* SHORT TASK A *
Summarize the text on word counts and network filtering in two sentences.

* PASSAGE TO READ *
* * * *

A Glimpse into the Code
p <- filtered_words %>%
  count(word, sort = TRUE) %>%
  top_n(15) %>%
  mutate(word = reorder(word, n)) %>%
  ggplot(aes(x = word, y = n)) +
  geom_col() +
  xlab(NULL) +
  coord_flip() +
  labs(x = "Count",
       y = "Unique words",
       title = "Count of unique words found in product_services field") +
  theme(plot.background = element_rect(fill = "seashell"))

ggplotly(p)

Betweenness Centrality on top 15 Words

In our nodes dataset, we have a unique column named ‘product_services’, which isn’t available in the edges dataset. To perform our analysis, we need to consider 15 specific words having highest count and identify the nodes where these words are mentioned in the ‘product_services’ column.

After identifying and filtering these particular nodes, we’ll utilize them as a reference for filtering our edges dataset. Specifically, we’ll only keep the edges where the ‘source’ or ‘target’ matches with the ID of our filtered nodes. This method allows us to create a network subset that’s related to our specific words from the ‘product_services’ column.

A Glimpse into the Code
top_words <- c("products", "fish", "seafood", "frozen", "services", 
               "food", "related", "equipment", "fresh", "salmon", 
               "accessories", "materials", "systems", "freight") 

# Filtering nodes that contain the top words in the product_services column
MC3_NodesFilter <- MC3_Nodes %>% 
  filter(str_detect(product_services, paste(top_words, collapse = "|")))

# Filtering  edges where the source or target is in the filtered nodes
# Filtering edges where the source or target is in the filtered nodes
MC3_EdgeFilter <- MC3_Edges %>% 
  filter(source %in% MC3_NodesFilter$id | target %in% MC3_NodesFilter$id)

* * * *

[Visual layout records]
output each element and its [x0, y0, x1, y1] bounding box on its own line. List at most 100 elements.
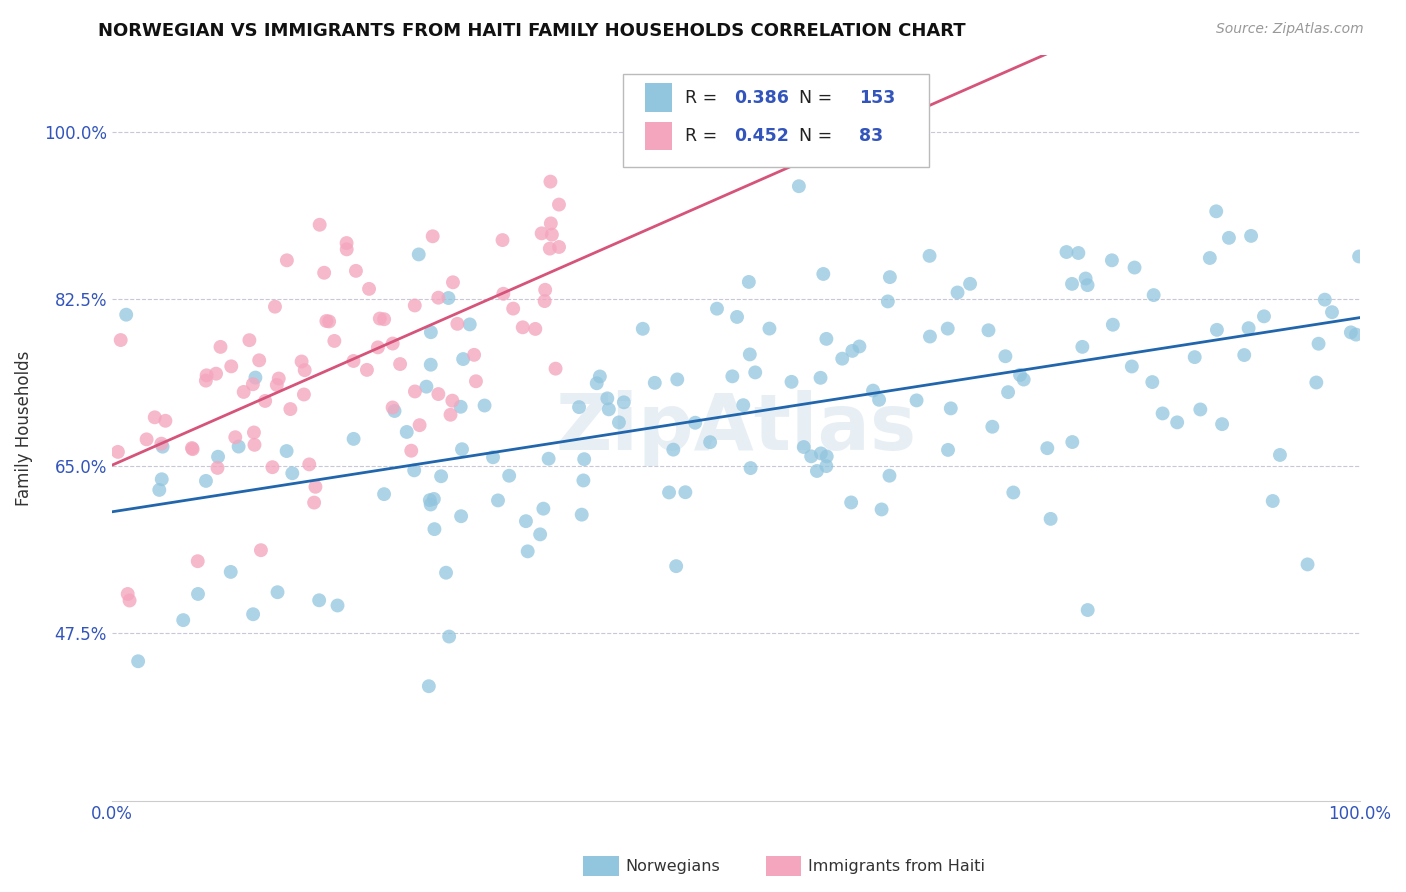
Point	[280, 402, 302, 417]
Point	[419, 498, 441, 512]
Point	[815, 450, 838, 464]
Y-axis label: Family Households: Family Households	[15, 351, 32, 506]
Point	[232, 384, 254, 399]
Point	[841, 343, 863, 358]
Point	[219, 565, 242, 579]
Text: NORWEGIAN VS IMMIGRANTS FROM HAITI FAMILY HOUSEHOLDS CORRELATION CHART: NORWEGIAN VS IMMIGRANTS FROM HAITI FAMIL…	[98, 22, 966, 40]
Point	[793, 440, 815, 454]
Point	[115, 308, 138, 322]
Point	[415, 379, 437, 393]
Point	[107, 445, 129, 459]
Text: R =: R =	[685, 128, 723, 145]
Point	[1062, 435, 1084, 450]
Point	[181, 442, 204, 457]
Point	[302, 495, 325, 509]
Point	[870, 502, 893, 516]
Point	[1002, 485, 1025, 500]
Point	[155, 414, 177, 428]
Point	[538, 242, 561, 256]
Point	[800, 450, 823, 464]
Point	[367, 340, 389, 354]
Point	[1253, 310, 1275, 324]
Point	[1077, 603, 1099, 617]
Point	[572, 452, 595, 467]
Point	[267, 371, 290, 385]
Text: N =: N =	[789, 88, 838, 107]
Point	[540, 216, 562, 230]
Point	[589, 369, 612, 384]
Point	[725, 310, 748, 324]
Point	[446, 317, 468, 331]
Point	[207, 450, 229, 464]
Point	[585, 376, 607, 391]
Point	[219, 359, 242, 374]
Point	[135, 433, 157, 447]
Point	[598, 402, 620, 417]
Point	[281, 467, 304, 481]
Point	[326, 599, 349, 613]
Point	[733, 398, 755, 412]
Point	[1308, 336, 1330, 351]
Point	[1142, 375, 1164, 389]
Point	[1237, 321, 1260, 335]
Point	[1240, 228, 1263, 243]
Text: Source: ZipAtlas.com: Source: ZipAtlas.com	[1216, 22, 1364, 37]
Point	[463, 348, 485, 362]
Point	[172, 613, 194, 627]
Point	[994, 349, 1017, 363]
Point	[427, 291, 450, 305]
Point	[1233, 348, 1256, 362]
Point	[631, 322, 654, 336]
Point	[1071, 340, 1094, 354]
Point	[848, 339, 870, 353]
Point	[187, 587, 209, 601]
Bar	[645, 84, 672, 112]
Point	[450, 509, 472, 524]
Point	[247, 353, 270, 368]
Point	[815, 459, 838, 474]
Text: Norwegians: Norwegians	[626, 859, 720, 873]
Point	[537, 451, 560, 466]
Point	[266, 585, 288, 599]
Point	[534, 283, 557, 297]
Point	[395, 425, 418, 439]
Point	[810, 446, 832, 460]
Point	[1012, 373, 1035, 387]
Point	[118, 593, 141, 607]
Point	[181, 441, 204, 455]
Point	[127, 654, 149, 668]
Point	[738, 347, 761, 361]
Point	[1261, 494, 1284, 508]
Point	[404, 384, 426, 399]
Point	[408, 247, 430, 261]
Point	[384, 404, 406, 418]
Point	[451, 442, 474, 457]
Point	[740, 461, 762, 475]
Text: N =: N =	[789, 128, 838, 145]
Point	[946, 285, 969, 300]
Point	[512, 320, 534, 334]
Point	[209, 340, 232, 354]
Point	[224, 430, 246, 444]
Point	[205, 367, 228, 381]
Point	[658, 485, 681, 500]
Text: R =: R =	[685, 88, 723, 107]
Point	[780, 375, 803, 389]
Point	[568, 400, 591, 414]
Point	[152, 440, 174, 454]
Point	[422, 229, 444, 244]
Point	[738, 275, 761, 289]
Point	[529, 527, 551, 541]
Point	[815, 332, 838, 346]
Point	[596, 392, 619, 406]
Point	[1008, 368, 1031, 382]
Point	[373, 487, 395, 501]
Point	[243, 425, 266, 440]
Point	[683, 416, 706, 430]
Point	[673, 485, 696, 500]
Point	[434, 566, 457, 580]
Point	[1077, 278, 1099, 293]
Text: 153: 153	[859, 88, 896, 107]
Point	[1206, 323, 1229, 337]
Point	[502, 301, 524, 316]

* * * *

* SHORT TASK B *
Return the listing lines from the line with "402, 302, 417]" up to and including the line with "485, 1025, 500]", unchanged.

* SOLUTION A *
The code counts the words in filtered_words, keeps the 15 most frequent, and draws them as a flipped bar chart titled "Count of unique words found in product_services field," which is then shown with ggplotly. To build a network subset tied to those words, nodes whose 'product_services' column mentions them are filtered, and only edges whose 'source' or 'target' matches the ID of a filtered node are kept.

* SOLUTION B *
Point	[280, 402, 302, 417]
Point	[419, 498, 441, 512]
Point	[815, 450, 838, 464]
Y-axis label: Family Households: Family Households	[15, 351, 32, 506]
Point	[232, 384, 254, 399]
Point	[841, 343, 863, 358]
Point	[219, 565, 242, 579]
Text: NORWEGIAN VS IMMIGRANTS FROM HAITI FAMILY HOUSEHOLDS CORRELATION CHART: NORWEGIAN VS IMMIGRANTS FROM HAITI FAMIL…	[98, 22, 966, 40]
Point	[793, 440, 815, 454]
Point	[115, 308, 138, 322]
Point	[415, 379, 437, 393]
Point	[107, 445, 129, 459]
Text: R =: R =	[685, 128, 723, 145]
Point	[1062, 435, 1084, 450]
Point	[181, 442, 204, 457]
Point	[302, 495, 325, 509]
Point	[870, 502, 893, 516]
Point	[1002, 485, 1025, 500]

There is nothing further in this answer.